▶ **Task to complete**
State the number of lines that hold the string "packets", with nothing added.

▶ **Record excerpts**
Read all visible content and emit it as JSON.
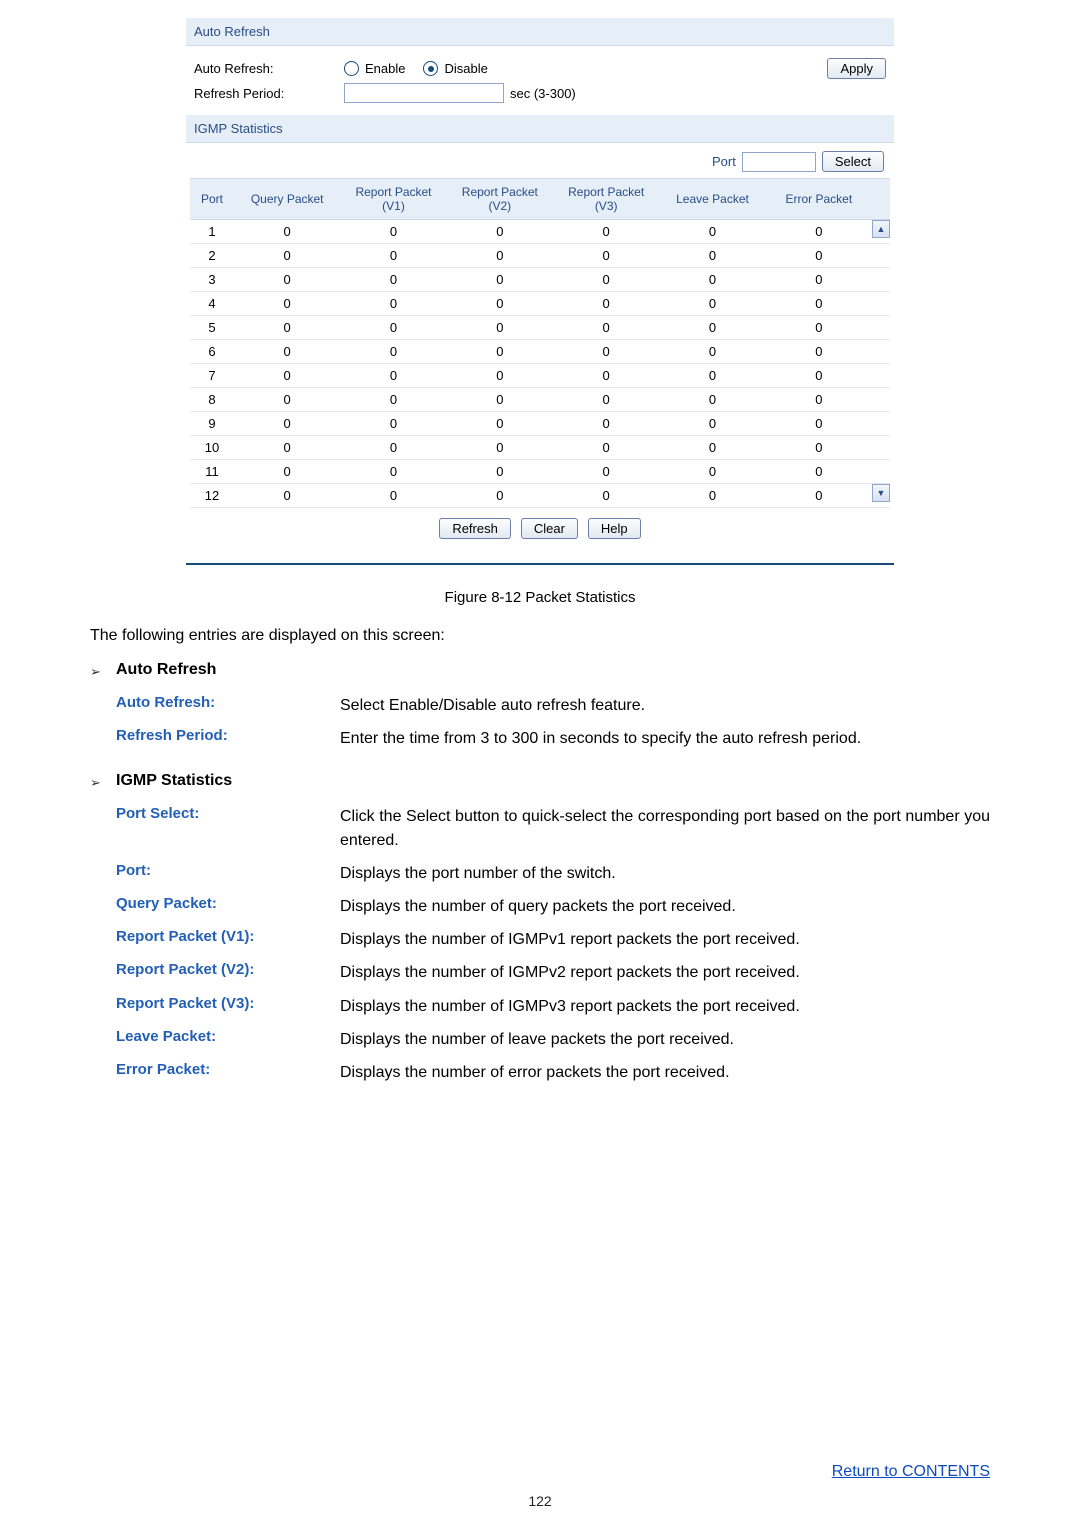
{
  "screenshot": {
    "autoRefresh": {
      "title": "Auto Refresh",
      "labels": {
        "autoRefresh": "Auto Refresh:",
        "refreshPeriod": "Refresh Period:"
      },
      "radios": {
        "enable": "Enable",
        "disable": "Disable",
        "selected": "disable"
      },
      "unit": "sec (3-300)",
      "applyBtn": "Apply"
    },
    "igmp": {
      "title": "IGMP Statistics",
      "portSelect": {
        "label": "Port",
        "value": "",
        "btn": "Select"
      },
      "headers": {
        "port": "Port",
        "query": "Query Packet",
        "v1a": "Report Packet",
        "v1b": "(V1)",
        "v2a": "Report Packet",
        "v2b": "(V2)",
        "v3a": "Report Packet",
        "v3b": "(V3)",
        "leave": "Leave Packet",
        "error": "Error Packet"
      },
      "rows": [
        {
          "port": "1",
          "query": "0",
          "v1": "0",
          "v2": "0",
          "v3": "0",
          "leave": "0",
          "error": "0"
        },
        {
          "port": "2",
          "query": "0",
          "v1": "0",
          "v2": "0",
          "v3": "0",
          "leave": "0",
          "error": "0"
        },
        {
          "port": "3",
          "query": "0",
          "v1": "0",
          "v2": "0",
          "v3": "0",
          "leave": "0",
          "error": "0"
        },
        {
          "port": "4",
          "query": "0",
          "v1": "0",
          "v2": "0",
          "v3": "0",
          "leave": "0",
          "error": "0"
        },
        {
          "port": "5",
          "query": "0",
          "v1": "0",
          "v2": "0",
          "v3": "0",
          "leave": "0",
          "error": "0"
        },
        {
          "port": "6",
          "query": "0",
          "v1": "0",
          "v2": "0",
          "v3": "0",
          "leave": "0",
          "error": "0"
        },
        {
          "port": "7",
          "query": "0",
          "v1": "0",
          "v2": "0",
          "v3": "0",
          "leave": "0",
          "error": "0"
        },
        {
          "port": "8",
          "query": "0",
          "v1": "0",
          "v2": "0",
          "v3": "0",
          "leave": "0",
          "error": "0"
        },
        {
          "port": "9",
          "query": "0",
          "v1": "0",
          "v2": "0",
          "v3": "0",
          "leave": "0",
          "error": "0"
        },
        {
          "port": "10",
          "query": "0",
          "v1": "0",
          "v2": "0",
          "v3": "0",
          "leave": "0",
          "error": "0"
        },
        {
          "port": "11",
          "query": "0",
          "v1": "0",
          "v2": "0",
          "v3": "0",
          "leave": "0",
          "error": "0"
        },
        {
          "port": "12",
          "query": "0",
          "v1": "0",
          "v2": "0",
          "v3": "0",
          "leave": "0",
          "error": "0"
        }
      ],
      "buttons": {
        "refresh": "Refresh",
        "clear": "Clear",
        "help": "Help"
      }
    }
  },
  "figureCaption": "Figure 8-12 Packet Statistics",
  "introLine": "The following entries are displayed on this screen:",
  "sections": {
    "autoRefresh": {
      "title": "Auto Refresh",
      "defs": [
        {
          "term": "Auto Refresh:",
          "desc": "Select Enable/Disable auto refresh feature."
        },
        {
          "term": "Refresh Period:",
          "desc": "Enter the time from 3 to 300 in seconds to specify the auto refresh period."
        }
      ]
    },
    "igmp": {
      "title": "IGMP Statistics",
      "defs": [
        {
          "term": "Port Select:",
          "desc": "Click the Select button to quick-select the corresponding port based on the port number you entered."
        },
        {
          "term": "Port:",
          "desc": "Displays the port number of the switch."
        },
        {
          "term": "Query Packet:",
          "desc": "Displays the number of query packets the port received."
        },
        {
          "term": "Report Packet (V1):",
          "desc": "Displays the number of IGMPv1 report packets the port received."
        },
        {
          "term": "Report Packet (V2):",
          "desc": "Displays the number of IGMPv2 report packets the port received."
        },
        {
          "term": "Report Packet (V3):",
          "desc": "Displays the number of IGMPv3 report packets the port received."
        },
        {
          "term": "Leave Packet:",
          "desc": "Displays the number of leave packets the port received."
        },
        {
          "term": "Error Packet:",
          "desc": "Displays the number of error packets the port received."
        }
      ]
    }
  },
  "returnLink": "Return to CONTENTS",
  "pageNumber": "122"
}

▶ **Exercise solution**
6